In Scottish geography, a carse (the modern form of older Scots kerse; Scottish Gaelic càrrsa or còrrsa) is an area of fertile, low-lying (typically alluvial) land occupying certain Scottish river valleys, such as that of the River Forth. They reflect raised estuarine deposits lifted above sea level by post-glacial rebound

==Carse of Forth ==
The Carse of Forth contrasts with the Ochil Hills to the north, from which it is separated by the Ochil Fault. The carse is generally so flat that, except in the case of alluvial fans, such as that on which the small town of Alva is situated, it has only reached a height of about 9 metres above sea level at the Ochil Fault, typically two or more miles from the river.

In the case of the River Forth, the carse extends some considerable distance above and below Stirling, where due to constraints such as the Abbey Craig to the north and the castle rock, on which the town is based, to the south, it is very narrow.

**SUPPLIED INFORMATION:**
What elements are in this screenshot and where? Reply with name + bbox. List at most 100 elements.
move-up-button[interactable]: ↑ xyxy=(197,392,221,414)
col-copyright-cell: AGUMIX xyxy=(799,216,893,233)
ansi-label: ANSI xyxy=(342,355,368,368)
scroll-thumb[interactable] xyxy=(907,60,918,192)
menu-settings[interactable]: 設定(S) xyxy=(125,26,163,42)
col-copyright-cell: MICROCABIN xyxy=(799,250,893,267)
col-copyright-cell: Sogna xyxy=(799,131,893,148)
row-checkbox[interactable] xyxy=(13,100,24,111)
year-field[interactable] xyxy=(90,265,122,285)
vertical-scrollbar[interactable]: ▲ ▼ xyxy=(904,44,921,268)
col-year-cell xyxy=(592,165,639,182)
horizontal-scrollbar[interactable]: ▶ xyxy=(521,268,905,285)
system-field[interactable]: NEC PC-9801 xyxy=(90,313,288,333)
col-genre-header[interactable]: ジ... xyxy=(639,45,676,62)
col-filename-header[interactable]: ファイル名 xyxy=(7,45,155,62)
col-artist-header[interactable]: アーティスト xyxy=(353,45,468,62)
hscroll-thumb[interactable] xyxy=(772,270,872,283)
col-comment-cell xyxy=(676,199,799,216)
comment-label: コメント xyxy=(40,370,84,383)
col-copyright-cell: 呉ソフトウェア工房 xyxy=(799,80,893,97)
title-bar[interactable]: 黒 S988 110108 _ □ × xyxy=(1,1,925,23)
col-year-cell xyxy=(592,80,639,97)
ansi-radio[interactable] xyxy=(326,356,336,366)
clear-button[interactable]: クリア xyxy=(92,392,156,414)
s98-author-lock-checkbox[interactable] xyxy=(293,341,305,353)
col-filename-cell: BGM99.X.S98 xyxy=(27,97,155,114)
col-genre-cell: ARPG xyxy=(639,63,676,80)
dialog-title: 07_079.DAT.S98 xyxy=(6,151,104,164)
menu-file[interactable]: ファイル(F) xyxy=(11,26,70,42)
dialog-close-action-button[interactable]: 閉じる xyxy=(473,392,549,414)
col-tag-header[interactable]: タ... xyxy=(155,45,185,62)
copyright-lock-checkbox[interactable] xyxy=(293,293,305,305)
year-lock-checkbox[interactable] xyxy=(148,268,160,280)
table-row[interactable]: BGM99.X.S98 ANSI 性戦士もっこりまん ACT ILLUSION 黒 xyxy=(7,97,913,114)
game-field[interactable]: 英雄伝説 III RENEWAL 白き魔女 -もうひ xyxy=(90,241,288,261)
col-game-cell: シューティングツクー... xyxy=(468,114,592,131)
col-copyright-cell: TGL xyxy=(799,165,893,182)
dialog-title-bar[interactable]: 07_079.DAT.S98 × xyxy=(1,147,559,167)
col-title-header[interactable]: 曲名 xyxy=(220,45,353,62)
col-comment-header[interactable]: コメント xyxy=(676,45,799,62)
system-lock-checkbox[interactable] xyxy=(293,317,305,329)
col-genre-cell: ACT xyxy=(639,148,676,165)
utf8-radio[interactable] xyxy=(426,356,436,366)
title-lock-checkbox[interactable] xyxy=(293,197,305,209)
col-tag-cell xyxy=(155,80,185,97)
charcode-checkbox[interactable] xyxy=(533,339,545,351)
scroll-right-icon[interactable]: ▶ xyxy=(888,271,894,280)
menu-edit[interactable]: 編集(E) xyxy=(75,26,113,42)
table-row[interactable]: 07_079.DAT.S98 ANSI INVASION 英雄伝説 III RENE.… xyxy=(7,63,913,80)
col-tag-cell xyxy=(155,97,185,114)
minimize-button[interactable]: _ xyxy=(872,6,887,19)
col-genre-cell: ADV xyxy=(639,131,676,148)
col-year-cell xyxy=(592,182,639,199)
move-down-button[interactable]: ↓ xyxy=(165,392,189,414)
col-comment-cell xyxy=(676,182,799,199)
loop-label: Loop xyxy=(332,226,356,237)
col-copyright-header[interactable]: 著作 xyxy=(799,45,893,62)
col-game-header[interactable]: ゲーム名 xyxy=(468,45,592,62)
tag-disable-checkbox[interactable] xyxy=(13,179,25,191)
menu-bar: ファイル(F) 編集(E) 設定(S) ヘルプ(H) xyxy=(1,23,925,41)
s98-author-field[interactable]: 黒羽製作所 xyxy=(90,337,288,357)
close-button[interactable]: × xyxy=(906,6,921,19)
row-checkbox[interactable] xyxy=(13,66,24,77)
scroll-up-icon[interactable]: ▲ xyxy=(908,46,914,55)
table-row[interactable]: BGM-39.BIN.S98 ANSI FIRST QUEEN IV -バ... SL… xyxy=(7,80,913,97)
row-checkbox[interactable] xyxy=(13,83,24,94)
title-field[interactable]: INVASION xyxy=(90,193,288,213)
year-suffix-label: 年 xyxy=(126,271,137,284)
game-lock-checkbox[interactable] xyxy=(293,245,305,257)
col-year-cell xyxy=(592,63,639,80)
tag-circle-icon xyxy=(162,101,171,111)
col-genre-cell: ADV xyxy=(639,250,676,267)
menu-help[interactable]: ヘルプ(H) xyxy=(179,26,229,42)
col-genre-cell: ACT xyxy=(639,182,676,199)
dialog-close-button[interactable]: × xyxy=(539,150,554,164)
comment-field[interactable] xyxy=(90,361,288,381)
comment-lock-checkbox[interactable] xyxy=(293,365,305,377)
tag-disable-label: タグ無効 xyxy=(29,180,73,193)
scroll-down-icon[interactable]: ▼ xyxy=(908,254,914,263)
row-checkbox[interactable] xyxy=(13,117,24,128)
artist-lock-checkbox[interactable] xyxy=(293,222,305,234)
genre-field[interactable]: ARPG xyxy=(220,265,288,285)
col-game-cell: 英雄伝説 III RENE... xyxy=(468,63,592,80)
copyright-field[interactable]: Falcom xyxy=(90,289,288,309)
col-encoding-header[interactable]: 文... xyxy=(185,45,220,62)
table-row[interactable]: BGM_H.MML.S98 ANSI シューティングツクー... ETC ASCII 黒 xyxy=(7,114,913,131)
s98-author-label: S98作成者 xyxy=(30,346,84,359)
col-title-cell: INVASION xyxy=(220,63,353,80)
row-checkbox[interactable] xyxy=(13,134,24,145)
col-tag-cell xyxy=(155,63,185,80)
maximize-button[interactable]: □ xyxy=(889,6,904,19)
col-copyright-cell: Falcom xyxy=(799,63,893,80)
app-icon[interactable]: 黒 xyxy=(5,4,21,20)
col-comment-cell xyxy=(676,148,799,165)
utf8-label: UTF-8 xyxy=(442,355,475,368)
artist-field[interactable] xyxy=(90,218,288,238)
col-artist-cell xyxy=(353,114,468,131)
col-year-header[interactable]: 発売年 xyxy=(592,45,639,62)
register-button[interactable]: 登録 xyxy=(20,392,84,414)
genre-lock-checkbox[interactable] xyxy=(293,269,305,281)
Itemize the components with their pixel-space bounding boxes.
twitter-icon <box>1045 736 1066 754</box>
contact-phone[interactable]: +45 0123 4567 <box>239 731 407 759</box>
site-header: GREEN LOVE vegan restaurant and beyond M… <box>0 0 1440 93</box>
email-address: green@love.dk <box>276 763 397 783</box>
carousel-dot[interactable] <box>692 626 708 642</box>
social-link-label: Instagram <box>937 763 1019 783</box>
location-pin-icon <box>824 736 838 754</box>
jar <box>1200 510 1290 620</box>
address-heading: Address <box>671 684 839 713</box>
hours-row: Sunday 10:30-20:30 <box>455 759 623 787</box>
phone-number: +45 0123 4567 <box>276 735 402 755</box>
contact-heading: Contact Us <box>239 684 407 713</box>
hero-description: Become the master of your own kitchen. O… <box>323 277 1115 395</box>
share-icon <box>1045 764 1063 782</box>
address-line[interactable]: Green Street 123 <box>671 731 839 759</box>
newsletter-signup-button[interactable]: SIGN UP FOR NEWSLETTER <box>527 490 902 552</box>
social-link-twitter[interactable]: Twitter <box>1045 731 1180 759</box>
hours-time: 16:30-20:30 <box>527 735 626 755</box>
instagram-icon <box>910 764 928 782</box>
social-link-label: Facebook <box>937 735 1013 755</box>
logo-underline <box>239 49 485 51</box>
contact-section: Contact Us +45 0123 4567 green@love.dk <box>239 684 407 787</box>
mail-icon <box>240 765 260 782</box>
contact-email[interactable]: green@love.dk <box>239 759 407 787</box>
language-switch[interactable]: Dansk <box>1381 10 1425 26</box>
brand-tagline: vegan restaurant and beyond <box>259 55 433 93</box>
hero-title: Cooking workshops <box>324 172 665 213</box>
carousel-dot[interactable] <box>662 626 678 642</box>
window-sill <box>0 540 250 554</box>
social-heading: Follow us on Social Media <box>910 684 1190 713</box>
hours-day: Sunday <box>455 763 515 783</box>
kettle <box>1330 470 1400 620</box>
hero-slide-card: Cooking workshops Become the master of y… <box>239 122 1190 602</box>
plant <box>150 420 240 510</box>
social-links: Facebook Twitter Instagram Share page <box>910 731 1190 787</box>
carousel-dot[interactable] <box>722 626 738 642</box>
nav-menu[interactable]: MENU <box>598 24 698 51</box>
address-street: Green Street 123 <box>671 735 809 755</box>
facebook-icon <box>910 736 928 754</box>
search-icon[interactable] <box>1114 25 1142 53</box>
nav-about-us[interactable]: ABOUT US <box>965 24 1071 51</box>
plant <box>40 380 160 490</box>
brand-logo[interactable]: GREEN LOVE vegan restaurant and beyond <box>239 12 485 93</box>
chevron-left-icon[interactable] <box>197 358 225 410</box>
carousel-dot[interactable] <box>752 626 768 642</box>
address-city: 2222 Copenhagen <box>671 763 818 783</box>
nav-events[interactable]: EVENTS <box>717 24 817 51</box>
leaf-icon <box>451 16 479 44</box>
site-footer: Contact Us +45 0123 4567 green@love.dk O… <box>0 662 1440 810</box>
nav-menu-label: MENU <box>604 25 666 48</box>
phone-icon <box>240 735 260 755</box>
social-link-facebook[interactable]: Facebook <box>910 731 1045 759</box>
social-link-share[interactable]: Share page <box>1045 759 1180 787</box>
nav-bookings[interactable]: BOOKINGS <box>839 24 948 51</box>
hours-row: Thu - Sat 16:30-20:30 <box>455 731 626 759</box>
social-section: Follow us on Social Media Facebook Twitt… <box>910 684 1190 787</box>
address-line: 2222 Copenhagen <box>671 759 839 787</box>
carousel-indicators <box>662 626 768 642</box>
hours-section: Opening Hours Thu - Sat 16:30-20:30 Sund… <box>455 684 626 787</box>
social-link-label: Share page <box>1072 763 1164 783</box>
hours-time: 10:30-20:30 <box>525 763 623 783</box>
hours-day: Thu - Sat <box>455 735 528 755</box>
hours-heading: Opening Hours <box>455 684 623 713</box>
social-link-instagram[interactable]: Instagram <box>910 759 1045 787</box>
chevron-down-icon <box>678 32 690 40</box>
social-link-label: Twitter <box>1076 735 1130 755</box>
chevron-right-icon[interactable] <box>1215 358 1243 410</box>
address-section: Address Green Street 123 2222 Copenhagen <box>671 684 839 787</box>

**DIRECTIONS:**
1 – Summarize the passage on carses in two sentences.
2 – Reproduce the stretch of the passage on carses from "In the case of the" through "is very narrow.".
3 – Continue the passage on carses from the point where it stops.
None of the lines after the passage on carses are needed for this work.

**SET OF ANSWERS:**
1 – A carse is a fertile, low-lying, typically alluvial area in certain Scottish river valleys, such as that of the River Forth, formed from raised estuarine deposits lifted above sea level by post-glacial rebound. The Carse of Forth is separated from the Ochil Hills by the Ochil Fault and is generally very flat, and it extends some distance above and below Stirling, where it becomes very narrow.

2 –
In the case of the River Forth, the carse extends some considerable distance above and below Stirling, where due to constraints such as the Abbey Craig to the north and the castle rock, on which the town is based, to the south, it is very narrow.

3 –
The carse typically offers good agricultural land, however underlying the topsoil and alluvium is glacial boulder clay. In other places, especially in the west, the carse was overlain by peat bogs such as Flanders Moss, much of which has been cleared to improve agriculture.

== Other carses ==
- Carse of Gowrie, Perthshire, near Blairgowrie
- Carse of Lecropt near Bridge of Allan, Stirling
- Carse of Stirling
- Carse of Ae
- Carse of Falkirk
- Carse of Blair Drummond, Stirling
- Friar's Carse, Dumfries and Galloway
- Carsphairn
- The Carse (Inverness)
- Kinneil Kerse (West Lothian)
- Carse of Raddery (Ross and Cromarty)
- Carse Knowe (West Lothian)
- Kerse (Ayrshire)
- East Kerse Mains (West Lothian)
- Carsethorn (Kirkcudbright), Dumfries and Galloway
- Carse Grey estate near Forfar, plus nearby Carseburn and Carsebank (Angus)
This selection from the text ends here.